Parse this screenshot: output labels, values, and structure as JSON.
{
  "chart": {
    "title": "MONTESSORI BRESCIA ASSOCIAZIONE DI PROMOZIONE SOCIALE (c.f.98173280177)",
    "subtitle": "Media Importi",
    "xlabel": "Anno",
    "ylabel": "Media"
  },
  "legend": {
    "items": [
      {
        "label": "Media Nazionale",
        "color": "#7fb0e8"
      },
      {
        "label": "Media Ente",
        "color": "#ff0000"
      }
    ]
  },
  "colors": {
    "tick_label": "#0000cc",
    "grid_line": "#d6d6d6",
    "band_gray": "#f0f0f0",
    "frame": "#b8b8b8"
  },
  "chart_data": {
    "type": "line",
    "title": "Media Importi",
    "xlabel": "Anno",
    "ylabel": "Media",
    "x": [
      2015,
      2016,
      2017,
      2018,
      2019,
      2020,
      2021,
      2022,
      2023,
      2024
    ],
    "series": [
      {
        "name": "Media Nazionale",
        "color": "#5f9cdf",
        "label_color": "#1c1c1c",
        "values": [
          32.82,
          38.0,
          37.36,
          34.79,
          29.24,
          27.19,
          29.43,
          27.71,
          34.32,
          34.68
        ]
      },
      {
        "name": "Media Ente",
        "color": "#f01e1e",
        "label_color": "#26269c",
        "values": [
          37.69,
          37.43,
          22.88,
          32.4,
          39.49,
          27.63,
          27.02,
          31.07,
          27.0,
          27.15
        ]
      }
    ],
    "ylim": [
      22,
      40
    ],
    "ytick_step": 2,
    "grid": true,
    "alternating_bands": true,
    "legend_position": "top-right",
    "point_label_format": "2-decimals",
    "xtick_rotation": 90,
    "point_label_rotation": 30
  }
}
* * *
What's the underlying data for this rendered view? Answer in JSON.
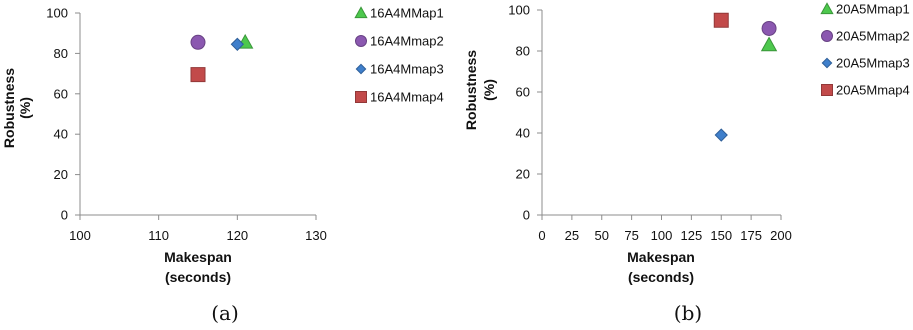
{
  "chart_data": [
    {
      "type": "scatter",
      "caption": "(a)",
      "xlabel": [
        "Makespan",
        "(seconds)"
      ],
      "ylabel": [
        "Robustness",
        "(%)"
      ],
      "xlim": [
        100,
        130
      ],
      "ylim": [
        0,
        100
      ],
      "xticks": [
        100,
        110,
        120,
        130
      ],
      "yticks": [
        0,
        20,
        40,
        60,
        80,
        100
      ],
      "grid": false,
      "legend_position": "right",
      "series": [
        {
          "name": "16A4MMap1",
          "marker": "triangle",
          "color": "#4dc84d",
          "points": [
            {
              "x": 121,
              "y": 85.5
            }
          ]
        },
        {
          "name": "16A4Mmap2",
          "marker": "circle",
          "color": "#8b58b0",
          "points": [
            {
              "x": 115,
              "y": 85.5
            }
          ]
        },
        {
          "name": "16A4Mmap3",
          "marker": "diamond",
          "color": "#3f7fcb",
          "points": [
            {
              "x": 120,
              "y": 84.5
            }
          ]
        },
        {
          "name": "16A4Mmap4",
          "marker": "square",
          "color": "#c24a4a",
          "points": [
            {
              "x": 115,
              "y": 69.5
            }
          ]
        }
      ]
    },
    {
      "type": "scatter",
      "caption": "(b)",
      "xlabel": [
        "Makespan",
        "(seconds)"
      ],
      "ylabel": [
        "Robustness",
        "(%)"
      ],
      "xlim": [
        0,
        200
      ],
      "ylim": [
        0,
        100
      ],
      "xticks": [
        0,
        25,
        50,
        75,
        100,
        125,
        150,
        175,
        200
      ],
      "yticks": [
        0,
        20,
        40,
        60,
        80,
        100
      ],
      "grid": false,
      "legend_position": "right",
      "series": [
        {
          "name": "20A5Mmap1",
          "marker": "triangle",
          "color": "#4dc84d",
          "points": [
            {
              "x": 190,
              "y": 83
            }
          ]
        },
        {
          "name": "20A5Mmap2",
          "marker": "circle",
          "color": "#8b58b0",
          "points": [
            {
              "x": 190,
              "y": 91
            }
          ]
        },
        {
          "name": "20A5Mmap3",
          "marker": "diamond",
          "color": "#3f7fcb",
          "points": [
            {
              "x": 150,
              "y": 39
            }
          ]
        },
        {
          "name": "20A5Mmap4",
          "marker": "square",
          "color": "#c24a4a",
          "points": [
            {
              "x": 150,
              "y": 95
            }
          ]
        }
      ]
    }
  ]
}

WORK INSTRUCTIONS
Leave out every line without the string "this" and copy the rest.

CORRECT ANSWER
Parse this screenshot: output labels, values, and structure as JSON.
What's the underlying data for this rendered view? Answer in JSON.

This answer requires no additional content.